Transcribe the data in full and exactly, omitting any pictures.

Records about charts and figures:
+---+

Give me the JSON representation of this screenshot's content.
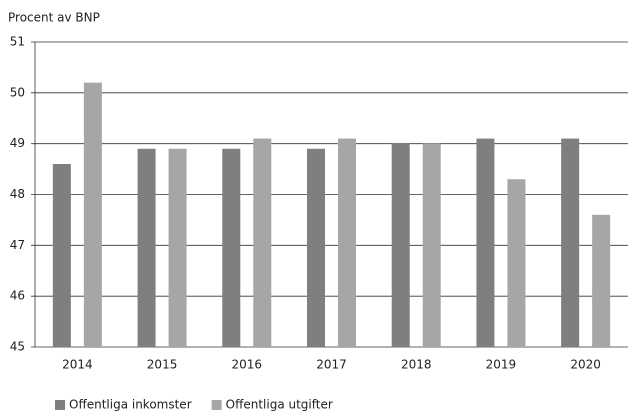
{
  "chart_data": {
    "type": "bar",
    "title": "Procent av BNP",
    "categories": [
      "2014",
      "2015",
      "2016",
      "2017",
      "2018",
      "2019",
      "2020"
    ],
    "series": [
      {
        "name": "Offentliga inkomster",
        "color": "#7f7f7f",
        "values": [
          48.6,
          48.9,
          48.9,
          48.9,
          49.0,
          49.1,
          49.1
        ]
      },
      {
        "name": "Offentliga utgifter",
        "color": "#a6a6a6",
        "values": [
          50.2,
          48.9,
          49.1,
          49.1,
          49.0,
          48.3,
          47.6
        ]
      }
    ],
    "ylim": [
      45,
      51
    ],
    "yticks": [
      45,
      46,
      47,
      48,
      49,
      50,
      51
    ],
    "grid": true,
    "legend": "bottom"
  }
}
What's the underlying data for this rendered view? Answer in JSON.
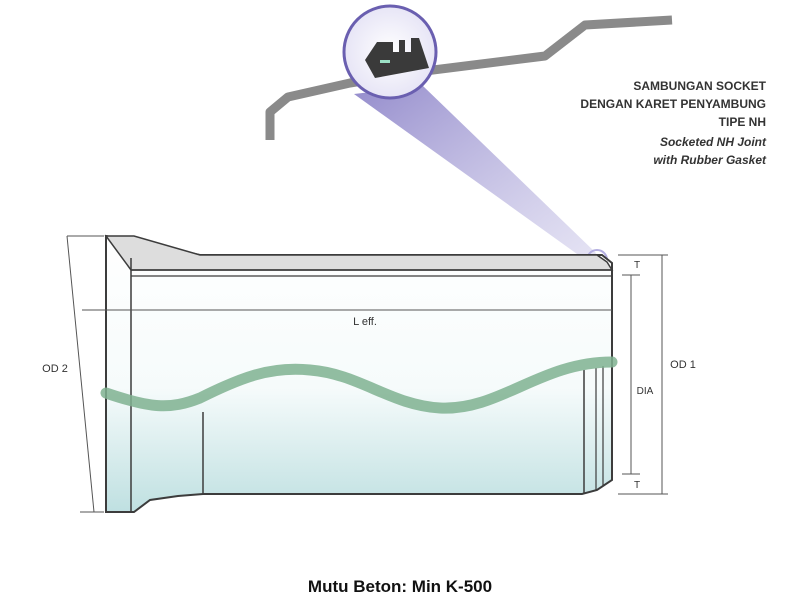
{
  "title_lines": [
    "SAMBUNGAN SOCKET",
    "DENGAN KARET PENYAMBUNG",
    "TIPE NH"
  ],
  "subtitle_lines": [
    "Socketed NH Joint",
    "with Rubber Gasket"
  ],
  "labels": {
    "leff": "L eff.",
    "od2": "OD 2",
    "od1": "OD 1",
    "dia": "DIA",
    "t_top": "T",
    "t_bottom": "T"
  },
  "caption": "Mutu Beton: Min K-500",
  "colors": {
    "outline": "#3c3c3c",
    "ground": "#8a8a8a",
    "magnifier": "#6a5fb0",
    "wave": "#7fb191",
    "water": "#cfe7e8"
  }
}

+---+

Expected answer:
Give me the JSON representation of this screenshot's content.
{
  "chart_data": {
    "type": "bar",
    "title": "Procent av BNP",
    "categories": [
      "2014",
      "2015",
      "2016",
      "2017",
      "2018",
      "2019",
      "2020"
    ],
    "series": [
      {
        "name": "Offentliga inkomster",
        "color": "#7f7f7f",
        "values": [
          48.6,
          48.9,
          48.9,
          48.9,
          49.0,
          49.1,
          49.1
        ]
      },
      {
        "name": "Offentliga utgifter",
        "color": "#a6a6a6",
        "values": [
          50.2,
          48.9,
          49.1,
          49.1,
          49.0,
          48.3,
          47.6
        ]
      }
    ],
    "ylim": [
      45,
      51
    ],
    "yticks": [
      45,
      46,
      47,
      48,
      49,
      50,
      51
    ],
    "grid": true,
    "legend": "bottom"
  }
}
What's the underlying data for this rendered view? Answer in JSON.
{
  "title_lines": [
    "SAMBUNGAN SOCKET",
    "DENGAN KARET PENYAMBUNG",
    "TIPE NH"
  ],
  "subtitle_lines": [
    "Socketed NH Joint",
    "with Rubber Gasket"
  ],
  "labels": {
    "leff": "L eff.",
    "od2": "OD 2",
    "od1": "OD 1",
    "dia": "DIA",
    "t_top": "T",
    "t_bottom": "T"
  },
  "caption": "Mutu Beton: Min K-500",
  "colors": {
    "outline": "#3c3c3c",
    "ground": "#8a8a8a",
    "magnifier": "#6a5fb0",
    "wave": "#7fb191",
    "water": "#cfe7e8"
  }
}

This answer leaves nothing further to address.